Des avantages écologiques

La pierre sèche répond aux préoccupations de développement durable et à la crise énergétique actuelle. Ces murs, sans liant, consomment peu d’énergie et ont un écobilan favorable. Seule l’énergie du murailler-bâtisseur est sollicitée. Lorsque les pierres sont triées, rebâties et la terre replacée sur la terrasse, il ne reste aucun déchet.

De plus, la structure en pierre sèche avec ses cavités, trous et niches, permet la vie d’une multitude d’animaux et de plantes participant ainsi à la biodiversité.

Un avantage paysager et patrimonial

Il est évident que les constructions en pierre sèche structurent la qualité d’un paysage ou la beauté d’un site. La pratique de la technique de la pierre sèche permet de restaurer tout un patrimoine vernaculaire qui constitue une mémoire locale et une immense richesse culturelle.

Il s’agit également de maintenir un savoir-faire, celui de murailler-bâtisseur en pierres sèches. On aborde ici l’importance du maintien et de la transmission du savoir-faire, un travail à l’échelle de l’homme et un art aujourd’hui reconnu puisqu’il a été inscrit en 2018 sur la Liste représentative du patrimoine culturel immatériel de l’humanité. Quant au métier de murailler, il est inscrit sur la Liste des métiers d’art rares du ministère de la Culture depuis 2010.

Une technique moderne

Grâce aux travaux d’expérimentation menés ces dernières années, deux ouvrages de référence ont vu le jour, il s’agit du Guide de bonnes pratiques de construction de murs de soutènement en pierre sèche et Technique de construction des murs en pierre sèche : règles professionnelles. Ces guides, fruit du travail d’artisans, de techniciens et d’ingénieurs, permettent de dimensionner correctement des restaurations, mais surtout des créations d’ouvrages, notamment des murs de soutènement. Car la construction d’éléments architecturaux en pierre sèche n’est pas une pratique passéiste, elle répond aux enjeux du monde moderne.

*ACTIONS DEMANDÉES*.
a: D'après le texte sur la pierre sèche, depuis quelle année le métier de murailler figure-t-il sur la Liste des métiers d'art rares du ministère de la Culture ?
b: Poursuivez le texte sur la pierre sèche après sa dernière phrase.

*LIGNES*.
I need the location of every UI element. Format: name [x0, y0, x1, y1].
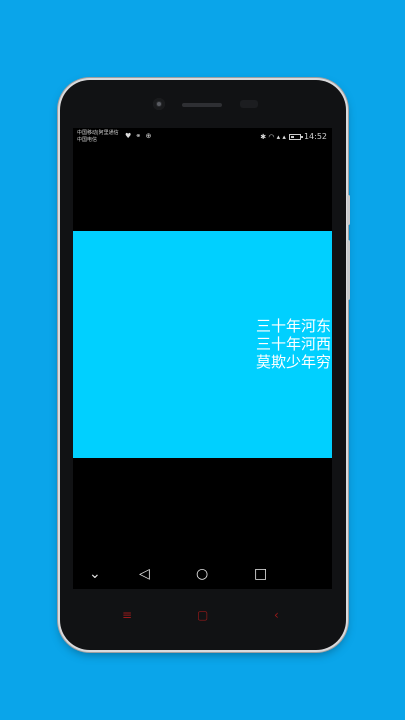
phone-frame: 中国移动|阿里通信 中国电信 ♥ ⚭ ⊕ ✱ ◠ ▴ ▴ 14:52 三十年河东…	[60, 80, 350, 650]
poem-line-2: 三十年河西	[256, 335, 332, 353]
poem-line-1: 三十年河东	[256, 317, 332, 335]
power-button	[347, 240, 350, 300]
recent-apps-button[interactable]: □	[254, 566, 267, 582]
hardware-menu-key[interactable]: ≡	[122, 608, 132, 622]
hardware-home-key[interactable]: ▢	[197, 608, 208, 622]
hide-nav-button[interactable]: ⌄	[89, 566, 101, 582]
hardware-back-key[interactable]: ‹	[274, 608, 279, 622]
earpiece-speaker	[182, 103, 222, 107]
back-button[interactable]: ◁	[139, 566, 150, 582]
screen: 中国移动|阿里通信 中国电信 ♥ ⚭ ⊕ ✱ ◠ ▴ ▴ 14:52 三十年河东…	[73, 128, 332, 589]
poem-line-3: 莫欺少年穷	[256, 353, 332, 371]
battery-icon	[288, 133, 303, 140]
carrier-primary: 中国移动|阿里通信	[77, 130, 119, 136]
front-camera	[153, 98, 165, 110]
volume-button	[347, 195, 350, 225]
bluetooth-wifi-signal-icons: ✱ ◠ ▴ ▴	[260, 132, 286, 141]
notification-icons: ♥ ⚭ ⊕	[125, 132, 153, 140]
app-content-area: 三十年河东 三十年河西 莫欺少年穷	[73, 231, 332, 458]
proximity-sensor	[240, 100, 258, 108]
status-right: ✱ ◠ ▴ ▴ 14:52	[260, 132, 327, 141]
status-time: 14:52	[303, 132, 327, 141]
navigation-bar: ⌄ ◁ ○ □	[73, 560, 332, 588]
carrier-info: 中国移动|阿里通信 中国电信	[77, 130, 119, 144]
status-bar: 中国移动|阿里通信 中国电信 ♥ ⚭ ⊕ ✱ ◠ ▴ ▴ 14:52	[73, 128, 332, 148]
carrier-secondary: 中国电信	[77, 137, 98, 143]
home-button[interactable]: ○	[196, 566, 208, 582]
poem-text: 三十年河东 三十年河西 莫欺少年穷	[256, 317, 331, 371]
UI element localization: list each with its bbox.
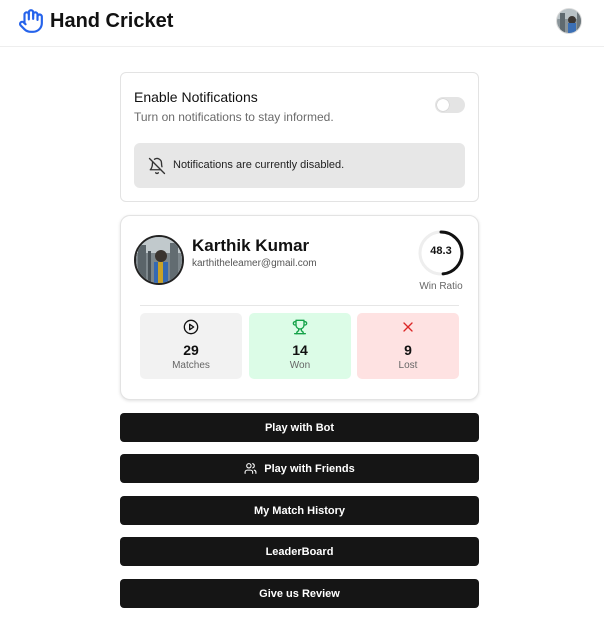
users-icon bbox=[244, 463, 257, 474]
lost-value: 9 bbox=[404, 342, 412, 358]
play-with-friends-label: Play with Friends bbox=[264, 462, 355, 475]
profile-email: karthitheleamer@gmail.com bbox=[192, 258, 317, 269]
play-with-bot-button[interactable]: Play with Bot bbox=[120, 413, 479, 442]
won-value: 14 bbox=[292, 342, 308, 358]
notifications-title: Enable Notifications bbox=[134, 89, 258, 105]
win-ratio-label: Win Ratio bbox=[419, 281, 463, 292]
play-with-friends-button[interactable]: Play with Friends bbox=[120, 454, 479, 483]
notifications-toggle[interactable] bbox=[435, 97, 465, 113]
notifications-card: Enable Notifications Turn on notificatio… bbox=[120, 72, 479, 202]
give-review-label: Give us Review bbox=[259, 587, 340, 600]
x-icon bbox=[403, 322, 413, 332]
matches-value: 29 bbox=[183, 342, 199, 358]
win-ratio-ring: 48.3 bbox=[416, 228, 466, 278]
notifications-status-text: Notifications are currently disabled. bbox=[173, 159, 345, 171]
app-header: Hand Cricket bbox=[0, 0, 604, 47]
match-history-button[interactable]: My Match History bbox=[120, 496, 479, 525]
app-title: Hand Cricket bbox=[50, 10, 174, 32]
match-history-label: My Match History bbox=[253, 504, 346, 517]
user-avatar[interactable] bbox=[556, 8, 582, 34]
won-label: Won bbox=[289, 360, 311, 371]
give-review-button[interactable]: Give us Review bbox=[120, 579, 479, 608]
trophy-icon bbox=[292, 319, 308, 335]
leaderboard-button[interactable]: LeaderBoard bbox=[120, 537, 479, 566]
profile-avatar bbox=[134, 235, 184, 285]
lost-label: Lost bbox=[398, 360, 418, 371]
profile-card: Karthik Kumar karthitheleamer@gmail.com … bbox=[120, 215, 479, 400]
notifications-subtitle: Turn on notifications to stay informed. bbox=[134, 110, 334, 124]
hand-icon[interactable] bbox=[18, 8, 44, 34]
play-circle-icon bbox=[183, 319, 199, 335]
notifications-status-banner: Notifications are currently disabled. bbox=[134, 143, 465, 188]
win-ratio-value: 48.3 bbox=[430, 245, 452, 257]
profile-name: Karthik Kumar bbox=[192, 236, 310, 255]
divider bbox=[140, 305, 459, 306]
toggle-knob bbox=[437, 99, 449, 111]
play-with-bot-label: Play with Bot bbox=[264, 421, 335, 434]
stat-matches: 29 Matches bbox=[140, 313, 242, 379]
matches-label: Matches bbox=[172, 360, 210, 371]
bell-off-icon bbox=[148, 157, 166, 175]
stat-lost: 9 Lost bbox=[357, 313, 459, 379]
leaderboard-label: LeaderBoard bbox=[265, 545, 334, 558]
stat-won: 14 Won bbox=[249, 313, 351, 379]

*LES RÉSULTATS*.
a: Depuis 2010.

b:
L’avenir

Tout le monde peut pratiquer la pierre sèche. Il suffit de sortir de chez soi, d’aller au bout du jardin, devant la maison, d’adhérer à une association locale de sauvegarde et d’entretien du patrimoine comme il en fleurit beaucoup en Périgord. Ces associations consacrent une partie de leur activité à la réfection d’ouvrages en pierres sèches. Les nombreux murs de taille modeste, disséminés dans nos villages et campagne, attendent leurs bâtisseurs et bâtisseuses. Bien sûr les grands et imposants ouvrages demandent assurément une technique confirmée mais aussi une endurance fiable, de la ténacité et un goût du travail de la pierre. Ils sont réservés aux professionnels.

Il existe des formations pour tous. L’École professionnelle de la pierre sèche (ABPS) à L’Espinas (commune de Ventalon en Cévennes) propose des formations pratiques à la demande : formations tout public, formations longue durée pour l’obtention des diplômes, formations pour les artisans souhaitant découvrir ou approfondir leurs connaissances techniques en pierre sèche, etc. Il y a déjà eu une formation tout public en Dordogne, à Vitrac… d’autres sont en préparation.

Le seul risque à pratiquer la pierre sèche est d’y prendre goût !

Texte et photos David Fontayne, Délégué territorial de l’ABPS
www.pierreseche.fr – 04 66 32 58 47 


Cet article a été publié dans le numéro 15 du magazine « Secrets de Pays ».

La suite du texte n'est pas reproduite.